Don't forget to restock the shop with everything ever released and make the Japanese letters be unlimited and ONE BELL!


----------



## lunathenia (Feb 22, 2015)

Silversea said:


> 2pro4u
> 
> First thing I can do as honorary hacker is ban Resetti for abuse and harassment of users, add interest back and release blue roses to troll everyone.



do itttttttttttttttttttttttttttttttttttttttttttttttttttttttttttttttttttttttttttttttttttttttttttttttttttttt jks, theyd take it away eventually anyways lol


----------



## Meadows (Feb 23, 2015)

Trust me, I Private Messaged Justin and it has been like 3 days and he never replied. They're going to be gone.


----------



## Jeremy (Feb 23, 2015)

Wendy Marvell said:


> Trust me, I Private Messaged Justin and it has been like 3 days and he never replied. They're going to be gone.



About?


----------



## Hyoshido (Feb 23, 2015)

I already miss my roses.


----------



## Meadows (Feb 23, 2015)

Request 1 -
Copy the data collection listing below line for line, without changing anything. Leave the pictures out of your copy.
The records that follow are unrelated to the forum thread.

(Records from a data collection)
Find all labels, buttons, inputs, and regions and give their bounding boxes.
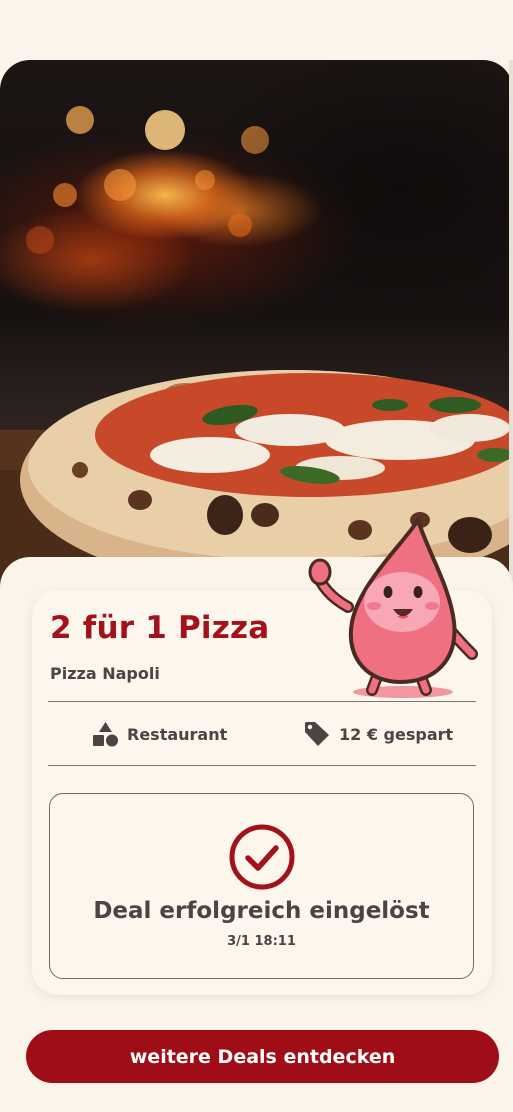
status-message: Deal erfolgreich eingelöst: [93, 898, 430, 924]
category-label: Restaurant: [127, 724, 228, 744]
mascot-illustration: [308, 518, 478, 698]
status-timestamp: 3/1 18:11: [227, 934, 296, 949]
screen: 2 für 1 Pizza Pizza Napoli Restaurant 12…: [0, 0, 513, 1112]
category-info: Restaurant: [92, 719, 227, 749]
vendor-name: Pizza Napoli: [50, 664, 160, 683]
savings-label: 12 € gespart: [339, 724, 454, 744]
savings-info: 12 € gespart: [303, 719, 453, 749]
discover-more-deals-button[interactable]: weitere Deals entdecken: [26, 1030, 499, 1083]
divider: [48, 765, 476, 766]
check-circle-icon: [229, 824, 295, 890]
shapes-icon: [93, 721, 118, 746]
deal-title: 2 für 1 Pizza: [50, 610, 270, 646]
price-tag-icon: [305, 722, 329, 746]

Request 2 -
In the forum thread, what reason does Meadows give in the first Feb 23, 2015 post for being sure about what will happen? Answer in one to three sentences.

Expected output 1 -
Find all labels, buttons, inputs, and regions and give their bounding boxes.
status-message: Deal erfolgreich eingelöst: [93, 898, 430, 924]
category-label: Restaurant: [127, 724, 228, 744]
mascot-illustration: [308, 518, 478, 698]
status-timestamp: 3/1 18:11: [227, 934, 296, 949]
screen: 2 für 1 Pizza Pizza Napoli Restaurant 12…: [0, 0, 513, 1112]
category-info: Restaurant: [92, 719, 227, 749]
vendor-name: Pizza Napoli: [50, 664, 160, 683]
savings-label: 12 € gespart: [339, 724, 454, 744]
savings-info: 12 € gespart: [303, 719, 453, 749]
discover-more-deals-button[interactable]: weitere Deals entdecken: [26, 1030, 499, 1083]
divider: [48, 765, 476, 766]
check-circle-icon: [229, 824, 295, 890]
shapes-icon: [93, 721, 118, 746]
deal-title: 2 für 1 Pizza: [50, 610, 270, 646]
price-tag-icon: [305, 722, 329, 746]

Expected output 2 -
Meadows sent Justin a private message, and about three days passed without a reply.